Short task
Transcribe the records that follow in their entirety, omitting any pictures.

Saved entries
--------------------------------------------------
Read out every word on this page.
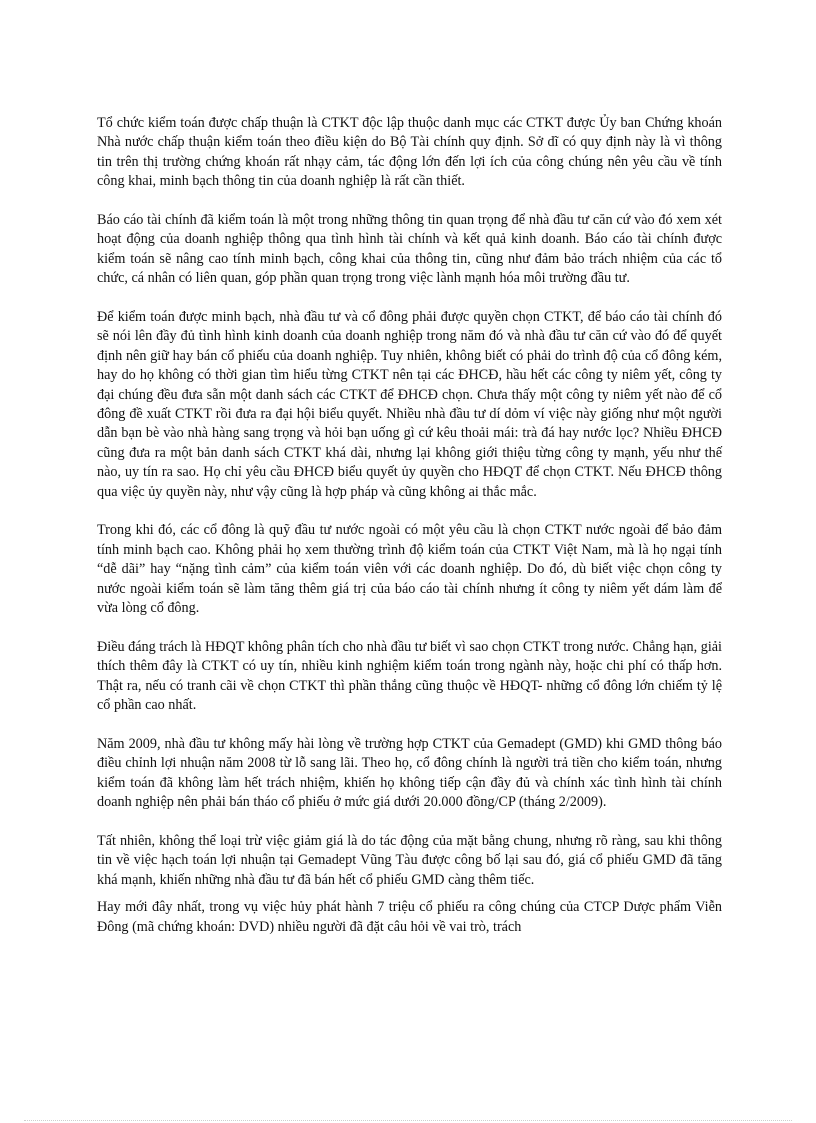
Tổ chức kiểm toán được chấp thuận là CTKT độc lập thuộc danh mục các CTKT được Ủy ban Chứng khoán Nhà nước chấp thuận kiểm toán theo điều kiện do Bộ Tài chính quy định. Sở dĩ có quy định này là vì thông tin trên thị trường chứng khoán rất nhạy cảm, tác động lớn đến lợi ích của công chúng nên yêu cầu về tính công khai, minh bạch thông tin của doanh nghiệp là rất cần thiết.

Báo cáo tài chính đã kiểm toán là một trong những thông tin quan trọng để nhà đầu tư căn cứ vào đó xem xét hoạt động của doanh nghiệp thông qua tình hình tài chính và kết quả kinh doanh. Báo cáo tài chính được kiểm toán sẽ nâng cao tính minh bạch, công khai của thông tin, cũng như đảm bảo trách nhiệm của các tổ chức, cá nhân có liên quan, góp phần quan trọng trong việc lành mạnh hóa môi trường đầu tư.

Để kiểm toán được minh bạch, nhà đầu tư và cổ đông phải được quyền chọn CTKT, để báo cáo tài chính đó sẽ nói lên đầy đủ tình hình kinh doanh của doanh nghiệp trong năm đó và nhà đầu tư căn cứ vào đó để quyết định nên giữ hay bán cổ phiếu của doanh nghiệp. Tuy nhiên, không biết có phải do trình độ của cổ đông kém, hay do họ không có thời gian tìm hiểu từng CTKT nên tại các ĐHCĐ, hầu hết các công ty niêm yết, công ty đại chúng đều đưa sẵn một danh sách các CTKT để ĐHCĐ chọn. Chưa thấy một công ty niêm yết nào để cổ đông đề xuất CTKT rồi đưa ra đại hội biểu quyết. Nhiều nhà đầu tư dí dỏm ví việc này giống như một người dẫn bạn bè vào nhà hàng sang trọng và hỏi bạn uống gì cứ kêu thoải mái: trà đá hay nước lọc? Nhiều ĐHCĐ cũng đưa ra một bản danh sách CTKT khá dài, nhưng lại không giới thiệu từng công ty mạnh, yếu như thế nào, uy tín ra sao. Họ chỉ yêu cầu ĐHCĐ biểu quyết ủy quyền cho HĐQT để chọn CTKT. Nếu ĐHCĐ thông qua việc ủy quyền này, như vậy cũng là hợp pháp và cũng không ai thắc mắc.

Trong khi đó, các cổ đông là quỹ đầu tư nước ngoài có một yêu cầu là chọn CTKT nước ngoài để bảo đảm tính minh bạch cao. Không phải họ xem thường trình độ kiểm toán của CTKT Việt Nam, mà là họ ngại tính “dễ dãi” hay “nặng tình cảm” của kiểm toán viên với các doanh nghiệp. Do đó, dù biết việc chọn công ty nước ngoài kiểm toán sẽ làm tăng thêm giá trị của báo cáo tài chính nhưng ít công ty niêm yết dám làm để vừa lòng cổ đông.

Điều đáng trách là HĐQT không phân tích cho nhà đầu tư biết vì sao chọn CTKT trong nước. Chẳng hạn, giải thích thêm đây là CTKT có uy tín, nhiều kinh nghiệm kiểm toán trong ngành này, hoặc chi phí có thấp hơn. Thật ra, nếu có tranh cãi về chọn CTKT thì phần thắng cũng thuộc về HĐQT- những cổ đông lớn chiếm tỷ lệ cổ phần cao nhất.

Năm 2009, nhà đầu tư không mấy hài lòng về trường hợp CTKT của Gemadept (GMD) khi GMD thông báo điều chỉnh lợi nhuận năm 2008 từ lỗ sang lãi. Theo họ, cổ đông chính là người trả tiền cho kiểm toán, nhưng kiểm toán đã không làm hết trách nhiệm, khiến họ không tiếp cận đầy đủ và chính xác tình hình tài chính doanh nghiệp nên phải bán tháo cổ phiếu ở mức giá dưới 20.000 đồng/CP (tháng 2/2009).

Tất nhiên, không thể loại trừ việc giảm giá là do tác động của mặt bằng chung, nhưng rõ ràng, sau khi thông tin về việc hạch toán lợi nhuận tại Gemadept Vũng Tàu được công bố lại sau đó, giá cổ phiếu GMD đã tăng khá mạnh, khiến những nhà đầu tư đã bán hết cổ phiếu GMD càng thêm tiếc.

Hay mới đây nhất, trong vụ việc hủy phát hành 7 triệu cổ phiếu ra công chúng của CTCP Dược phẩm Viễn Đông (mã chứng khoán: DVD) nhiều người đã đặt câu hỏi về vai trò, trách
--------------------------------------------------
Exercise solution
Read out every word on this page.
Tổ chức kiểm toán được chấp thuận là CTKT độc lập thuộc danh mục các CTKT được Ủy ban Chứng khoán Nhà nước chấp thuận kiểm toán theo điều kiện do Bộ Tài chính quy định. Sở dĩ có quy định này là vì thông tin trên thị trường chứng khoán rất nhạy cảm, tác động lớn đến lợi ích của công chúng nên yêu cầu về tính công khai, minh bạch thông tin của doanh nghiệp là rất cần thiết.

Báo cáo tài chính đã kiểm toán là một trong những thông tin quan trọng để nhà đầu tư căn cứ vào đó xem xét hoạt động của doanh nghiệp thông qua tình hình tài chính và kết quả kinh doanh. Báo cáo tài chính được kiểm toán sẽ nâng cao tính minh bạch, công khai của thông tin, cũng như đảm bảo trách nhiệm của các tổ chức, cá nhân có liên quan, góp phần quan trọng trong việc lành mạnh hóa môi trường đầu tư.

Để kiểm toán được minh bạch, nhà đầu tư và cổ đông phải được quyền chọn CTKT, để báo cáo tài chính đó sẽ nói lên đầy đủ tình hình kinh doanh của doanh nghiệp trong năm đó và nhà đầu tư căn cứ vào đó để quyết định nên giữ hay bán cổ phiếu của doanh nghiệp. Tuy nhiên, không biết có phải do trình độ của cổ đông kém, hay do họ không có thời gian tìm hiểu từng CTKT nên tại các ĐHCĐ, hầu hết các công ty niêm yết, công ty đại chúng đều đưa sẵn một danh sách các CTKT để ĐHCĐ chọn. Chưa thấy một công ty niêm yết nào để cổ đông đề xuất CTKT rồi đưa ra đại hội biểu quyết. Nhiều nhà đầu tư dí dỏm ví việc này giống như một người dẫn bạn bè vào nhà hàng sang trọng và hỏi bạn uống gì cứ kêu thoải mái: trà đá hay nước lọc? Nhiều ĐHCĐ cũng đưa ra một bản danh sách CTKT khá dài, nhưng lại không giới thiệu từng công ty mạnh, yếu như thế nào, uy tín ra sao. Họ chỉ yêu cầu ĐHCĐ biểu quyết ủy quyền cho HĐQT để chọn CTKT. Nếu ĐHCĐ thông qua việc ủy quyền này, như vậy cũng là hợp pháp và cũng không ai thắc mắc.

Trong khi đó, các cổ đông là quỹ đầu tư nước ngoài có một yêu cầu là chọn CTKT nước ngoài để bảo đảm tính minh bạch cao. Không phải họ xem thường trình độ kiểm toán của CTKT Việt Nam, mà là họ ngại tính “dễ dãi” hay “nặng tình cảm” của kiểm toán viên với các doanh nghiệp. Do đó, dù biết việc chọn công ty nước ngoài kiểm toán sẽ làm tăng thêm giá trị của báo cáo tài chính nhưng ít công ty niêm yết dám làm để vừa lòng cổ đông.

Điều đáng trách là HĐQT không phân tích cho nhà đầu tư biết vì sao chọn CTKT trong nước. Chẳng hạn, giải thích thêm đây là CTKT có uy tín, nhiều kinh nghiệm kiểm toán trong ngành này, hoặc chi phí có thấp hơn. Thật ra, nếu có tranh cãi về chọn CTKT thì phần thắng cũng thuộc về HĐQT- những cổ đông lớn chiếm tỷ lệ cổ phần cao nhất.

Năm 2009, nhà đầu tư không mấy hài lòng về trường hợp CTKT của Gemadept (GMD) khi GMD thông báo điều chỉnh lợi nhuận năm 2008 từ lỗ sang lãi. Theo họ, cổ đông chính là người trả tiền cho kiểm toán, nhưng kiểm toán đã không làm hết trách nhiệm, khiến họ không tiếp cận đầy đủ và chính xác tình hình tài chính doanh nghiệp nên phải bán tháo cổ phiếu ở mức giá dưới 20.000 đồng/CP (tháng 2/2009).

Tất nhiên, không thể loại trừ việc giảm giá là do tác động của mặt bằng chung, nhưng rõ ràng, sau khi thông tin về việc hạch toán lợi nhuận tại Gemadept Vũng Tàu được công bố lại sau đó, giá cổ phiếu GMD đã tăng khá mạnh, khiến những nhà đầu tư đã bán hết cổ phiếu GMD càng thêm tiếc.

Hay mới đây nhất, trong vụ việc hủy phát hành 7 triệu cổ phiếu ra công chúng của CTCP Dược phẩm Viễn Đông (mã chứng khoán: DVD) nhiều người đã đặt câu hỏi về vai trò, trách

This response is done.